◆ TASKS TO PERFORM ◆
1: Translate this sentence from the workshop announcement into French: "Education, initiation and conversion are different, yet interacting dimensions within the approach to religion."
2: Return, word for word, the part of the workshop announcement from "Wednesday 15 June" up to and including "still remains understudied.".

Wednesday 15 June 2011

s Georges: "Between education, initiation and conversion - ways to approach religion in late antiquity"

Education, initiation and conversion are different, yet interacting dimensions within the approach to religion. The interrelation between those dimensions and their impact on the formation of religious identities is an intriguing topic within late antiquity, regarding the religion of the early Christians as the other religious groups and movements surrounding them (Greco-Roman cults, Jewish religion). The workshop focuses on education, initiation and conversion in the Christian realm, within the comprehensive perspective on the manifold ways to approach religion in the Roman Empire – this comparatistic perspective still remains understudied.
The multidisciplinary team (Church history, Systematic theology, Ancient history, Classics, Archaeology) contributing to the workshop is tackling a set of major questions as:
What can we say about the Christian methods and institutions of teaching/learning and their relation to the non-Christian realm? In what sense can we talk about Christian “schools”?
How did education, initiation and conversion interact? To what extend did the Christians’ teachings and their way of life contribute to convert and/or initiate people? What influence did conversions and their accounts have on Christian education?

◆ DATASET ◆

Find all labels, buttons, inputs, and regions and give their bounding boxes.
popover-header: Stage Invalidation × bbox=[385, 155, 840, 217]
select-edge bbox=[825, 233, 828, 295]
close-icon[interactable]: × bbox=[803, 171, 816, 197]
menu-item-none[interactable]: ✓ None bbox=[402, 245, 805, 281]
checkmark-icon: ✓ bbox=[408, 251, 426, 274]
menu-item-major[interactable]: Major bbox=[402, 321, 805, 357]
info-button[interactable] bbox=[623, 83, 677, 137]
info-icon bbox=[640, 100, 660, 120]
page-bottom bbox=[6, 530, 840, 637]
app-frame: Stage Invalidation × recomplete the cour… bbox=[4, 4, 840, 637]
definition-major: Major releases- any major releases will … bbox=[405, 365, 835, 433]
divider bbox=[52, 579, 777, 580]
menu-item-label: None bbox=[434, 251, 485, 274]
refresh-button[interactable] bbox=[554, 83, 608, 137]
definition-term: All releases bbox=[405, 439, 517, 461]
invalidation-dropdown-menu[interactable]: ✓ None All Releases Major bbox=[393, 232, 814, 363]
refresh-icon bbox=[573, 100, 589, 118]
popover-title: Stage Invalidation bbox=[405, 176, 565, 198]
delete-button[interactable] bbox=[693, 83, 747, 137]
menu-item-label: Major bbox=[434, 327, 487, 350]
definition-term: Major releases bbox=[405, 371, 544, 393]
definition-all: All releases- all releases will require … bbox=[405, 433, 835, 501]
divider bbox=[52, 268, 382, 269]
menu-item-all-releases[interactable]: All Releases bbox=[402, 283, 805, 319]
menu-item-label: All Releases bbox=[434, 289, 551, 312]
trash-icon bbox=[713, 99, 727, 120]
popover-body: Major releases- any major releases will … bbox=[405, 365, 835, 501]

◆ REPLIES ◆
1: L'éducation, l'initiation et la conversion sont des dimensions différentes, mais en interaction, au sein de l'approche de la religion.

2:
Wednesday 15 June 2011

s Georges: "Between education, initiation and conversion - ways to approach religion in late antiquity"

Education, initiation and conversion are different, yet interacting dimensions within the approach to religion. The interrelation between those dimensions and their impact on the formation of religious identities is an intriguing topic within late antiquity, regarding the religion of the early Christians as the other religious groups and movements surrounding them (Greco-Roman cults, Jewish religion). The workshop focuses on education, initiation and conversion in the Christian realm, within the comprehensive perspective on the manifold ways to approach religion in the Roman Empire – this comparatistic perspective still remains understudied.